• Problem details
Transcribe all of the material exactly, except for its pictures.

** BEGIN Listed records **

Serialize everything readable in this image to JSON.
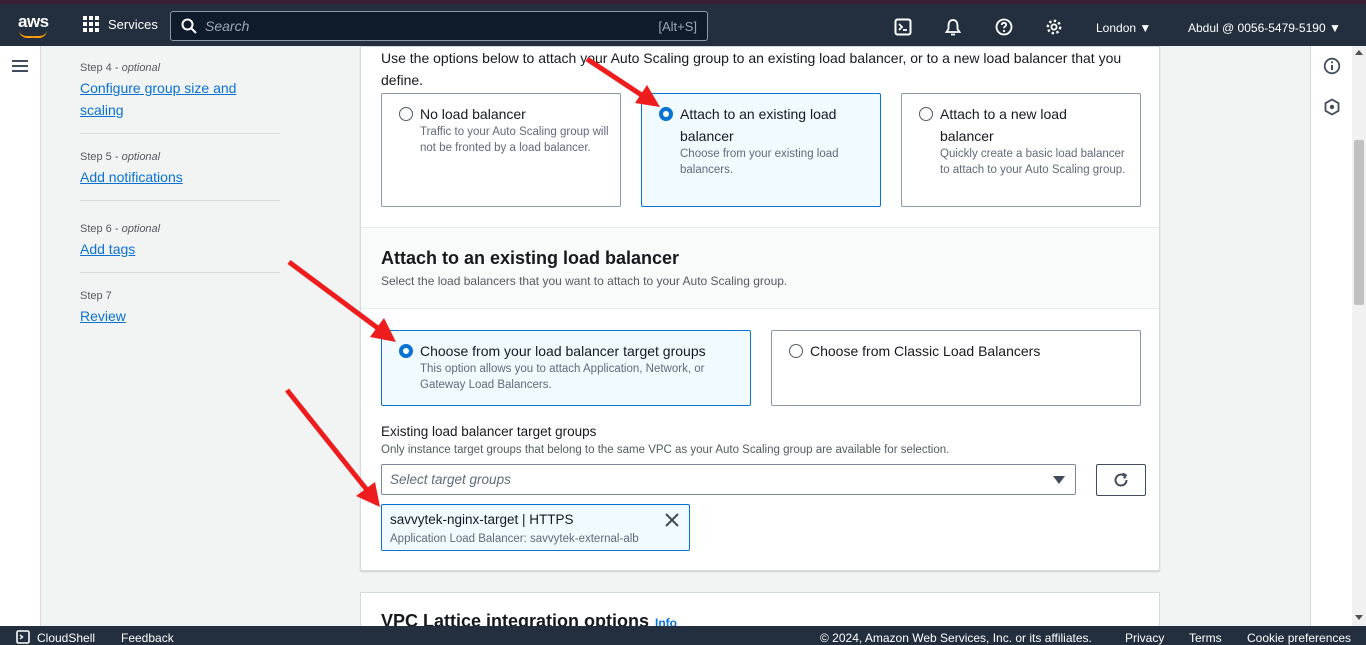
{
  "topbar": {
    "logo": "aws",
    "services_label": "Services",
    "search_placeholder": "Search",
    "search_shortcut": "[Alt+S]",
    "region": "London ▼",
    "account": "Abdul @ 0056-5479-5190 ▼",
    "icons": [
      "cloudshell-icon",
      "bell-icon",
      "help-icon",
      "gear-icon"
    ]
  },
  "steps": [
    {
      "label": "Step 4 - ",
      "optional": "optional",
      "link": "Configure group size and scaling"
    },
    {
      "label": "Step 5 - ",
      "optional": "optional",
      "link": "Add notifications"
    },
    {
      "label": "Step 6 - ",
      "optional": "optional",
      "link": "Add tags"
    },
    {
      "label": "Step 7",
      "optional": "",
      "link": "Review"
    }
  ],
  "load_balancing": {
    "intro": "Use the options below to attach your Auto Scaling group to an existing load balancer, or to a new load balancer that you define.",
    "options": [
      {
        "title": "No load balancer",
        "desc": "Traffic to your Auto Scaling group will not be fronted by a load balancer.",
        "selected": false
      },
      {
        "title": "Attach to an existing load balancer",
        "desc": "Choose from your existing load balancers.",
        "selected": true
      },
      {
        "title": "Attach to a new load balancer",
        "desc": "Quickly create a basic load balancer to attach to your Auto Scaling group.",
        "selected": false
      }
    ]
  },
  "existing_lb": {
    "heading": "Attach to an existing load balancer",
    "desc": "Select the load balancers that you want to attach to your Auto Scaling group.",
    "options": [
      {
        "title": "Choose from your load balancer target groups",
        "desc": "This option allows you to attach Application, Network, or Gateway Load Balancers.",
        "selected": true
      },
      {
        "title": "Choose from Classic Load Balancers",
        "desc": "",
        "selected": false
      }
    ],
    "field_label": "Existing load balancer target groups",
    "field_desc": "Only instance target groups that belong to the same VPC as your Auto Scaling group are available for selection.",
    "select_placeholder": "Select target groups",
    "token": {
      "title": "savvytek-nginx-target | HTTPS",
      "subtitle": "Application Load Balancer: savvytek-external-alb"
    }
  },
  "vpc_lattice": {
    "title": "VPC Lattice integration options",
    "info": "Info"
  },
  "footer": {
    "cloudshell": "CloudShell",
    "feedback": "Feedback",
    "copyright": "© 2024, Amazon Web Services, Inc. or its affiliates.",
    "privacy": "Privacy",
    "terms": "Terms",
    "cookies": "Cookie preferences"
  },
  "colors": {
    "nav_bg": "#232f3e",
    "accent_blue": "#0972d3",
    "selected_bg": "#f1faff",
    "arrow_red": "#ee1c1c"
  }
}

** END Listed records **

• Exercise output
Serialize everything readable in this image to JSON.
{
  "topbar": {
    "logo": "aws",
    "services_label": "Services",
    "search_placeholder": "Search",
    "search_shortcut": "[Alt+S]",
    "region": "London ▼",
    "account": "Abdul @ 0056-5479-5190 ▼",
    "icons": [
      "cloudshell-icon",
      "bell-icon",
      "help-icon",
      "gear-icon"
    ]
  },
  "steps": [
    {
      "label": "Step 4 - ",
      "optional": "optional",
      "link": "Configure group size and scaling"
    },
    {
      "label": "Step 5 - ",
      "optional": "optional",
      "link": "Add notifications"
    },
    {
      "label": "Step 6 - ",
      "optional": "optional",
      "link": "Add tags"
    },
    {
      "label": "Step 7",
      "optional": "",
      "link": "Review"
    }
  ],
  "load_balancing": {
    "intro": "Use the options below to attach your Auto Scaling group to an existing load balancer, or to a new load balancer that you define.",
    "options": [
      {
        "title": "No load balancer",
        "desc": "Traffic to your Auto Scaling group will not be fronted by a load balancer.",
        "selected": false
      },
      {
        "title": "Attach to an existing load balancer",
        "desc": "Choose from your existing load balancers.",
        "selected": true
      },
      {
        "title": "Attach to a new load balancer",
        "desc": "Quickly create a basic load balancer to attach to your Auto Scaling group.",
        "selected": false
      }
    ]
  },
  "existing_lb": {
    "heading": "Attach to an existing load balancer",
    "desc": "Select the load balancers that you want to attach to your Auto Scaling group.",
    "options": [
      {
        "title": "Choose from your load balancer target groups",
        "desc": "This option allows you to attach Application, Network, or Gateway Load Balancers.",
        "selected": true
      },
      {
        "title": "Choose from Classic Load Balancers",
        "desc": "",
        "selected": false
      }
    ],
    "field_label": "Existing load balancer target groups",
    "field_desc": "Only instance target groups that belong to the same VPC as your Auto Scaling group are available for selection.",
    "select_placeholder": "Select target groups",
    "token": {
      "title": "savvytek-nginx-target | HTTPS",
      "subtitle": "Application Load Balancer: savvytek-external-alb"
    }
  },
  "vpc_lattice": {
    "title": "VPC Lattice integration options",
    "info": "Info"
  },
  "footer": {
    "cloudshell": "CloudShell",
    "feedback": "Feedback",
    "copyright": "© 2024, Amazon Web Services, Inc. or its affiliates.",
    "privacy": "Privacy",
    "terms": "Terms",
    "cookies": "Cookie preferences"
  },
  "colors": {
    "nav_bg": "#232f3e",
    "accent_blue": "#0972d3",
    "selected_bg": "#f1faff",
    "arrow_red": "#ee1c1c"
  }
}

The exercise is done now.